— SET TASK —
Copy out the records precisely, omitting pictures.

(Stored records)
──────────

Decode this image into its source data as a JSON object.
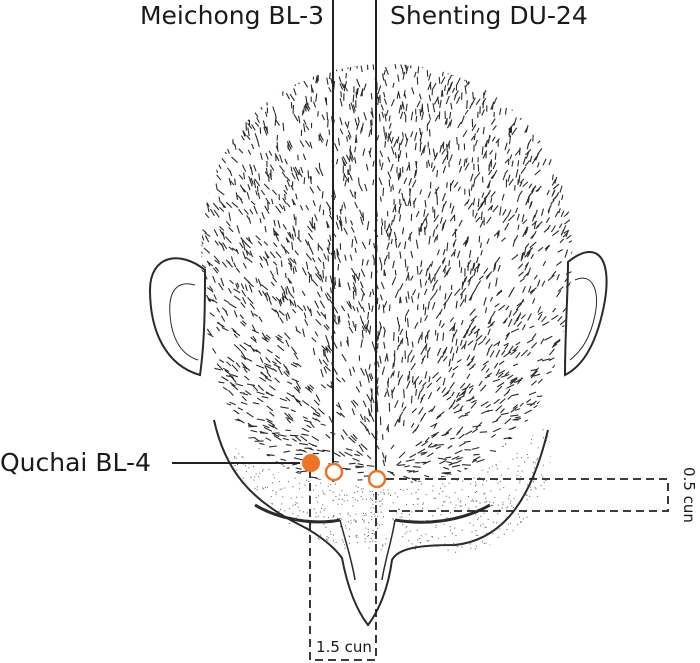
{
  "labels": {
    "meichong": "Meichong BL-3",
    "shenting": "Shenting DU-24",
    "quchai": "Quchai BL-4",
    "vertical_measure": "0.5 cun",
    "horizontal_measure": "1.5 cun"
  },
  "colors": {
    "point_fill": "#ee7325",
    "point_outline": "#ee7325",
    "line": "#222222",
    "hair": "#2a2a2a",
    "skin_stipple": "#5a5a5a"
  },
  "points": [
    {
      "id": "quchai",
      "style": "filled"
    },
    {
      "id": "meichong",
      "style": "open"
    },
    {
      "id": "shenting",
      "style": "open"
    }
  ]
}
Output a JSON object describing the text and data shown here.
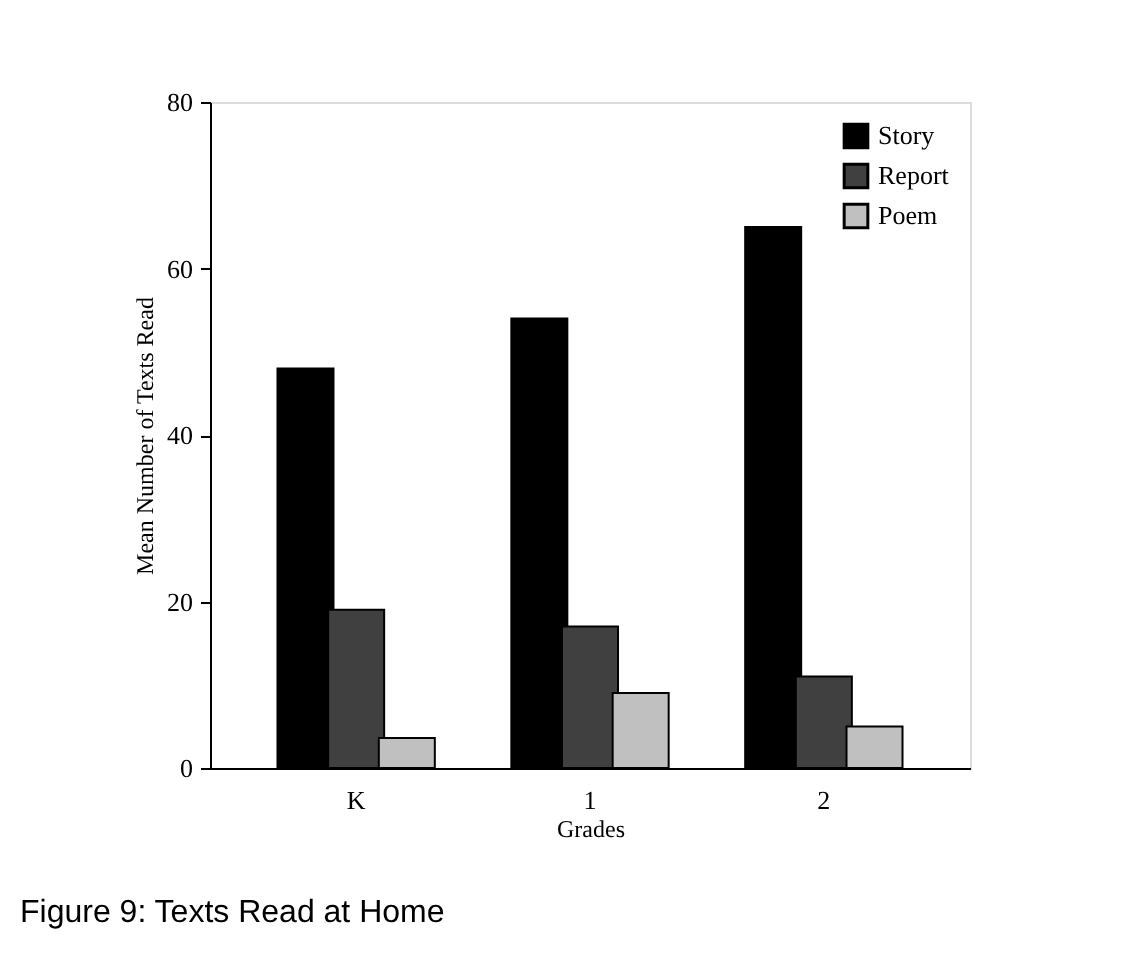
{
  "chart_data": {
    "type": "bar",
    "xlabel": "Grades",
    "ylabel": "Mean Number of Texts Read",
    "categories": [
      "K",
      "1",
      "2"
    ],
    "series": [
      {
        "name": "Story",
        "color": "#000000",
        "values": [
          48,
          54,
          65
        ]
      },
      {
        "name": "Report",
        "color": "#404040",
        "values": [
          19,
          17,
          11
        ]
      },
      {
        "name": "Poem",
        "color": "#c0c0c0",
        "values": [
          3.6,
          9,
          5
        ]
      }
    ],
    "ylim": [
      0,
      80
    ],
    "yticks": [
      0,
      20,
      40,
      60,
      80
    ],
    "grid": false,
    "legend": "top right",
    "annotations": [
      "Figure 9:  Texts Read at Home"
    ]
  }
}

──────────

— THE ANSWER —
Decode this image into its source data as a JSON object.
{
  "labels": {
    "meichong": "Meichong BL-3",
    "shenting": "Shenting DU-24",
    "quchai": "Quchai BL-4",
    "vertical_measure": "0.5 cun",
    "horizontal_measure": "1.5 cun"
  },
  "colors": {
    "point_fill": "#ee7325",
    "point_outline": "#ee7325",
    "line": "#222222",
    "hair": "#2a2a2a",
    "skin_stipple": "#5a5a5a"
  },
  "points": [
    {
      "id": "quchai",
      "style": "filled"
    },
    {
      "id": "meichong",
      "style": "open"
    },
    {
      "id": "shenting",
      "style": "open"
    }
  ]
}
Output a JSON object describing the text and data shown here.
{
  "chart_data": {
    "type": "bar",
    "xlabel": "Grades",
    "ylabel": "Mean Number of Texts Read",
    "categories": [
      "K",
      "1",
      "2"
    ],
    "series": [
      {
        "name": "Story",
        "color": "#000000",
        "values": [
          48,
          54,
          65
        ]
      },
      {
        "name": "Report",
        "color": "#404040",
        "values": [
          19,
          17,
          11
        ]
      },
      {
        "name": "Poem",
        "color": "#c0c0c0",
        "values": [
          3.6,
          9,
          5
        ]
      }
    ],
    "ylim": [
      0,
      80
    ],
    "yticks": [
      0,
      20,
      40,
      60,
      80
    ],
    "grid": false,
    "legend": "top right",
    "annotations": [
      "Figure 9:  Texts Read at Home"
    ]
  }
}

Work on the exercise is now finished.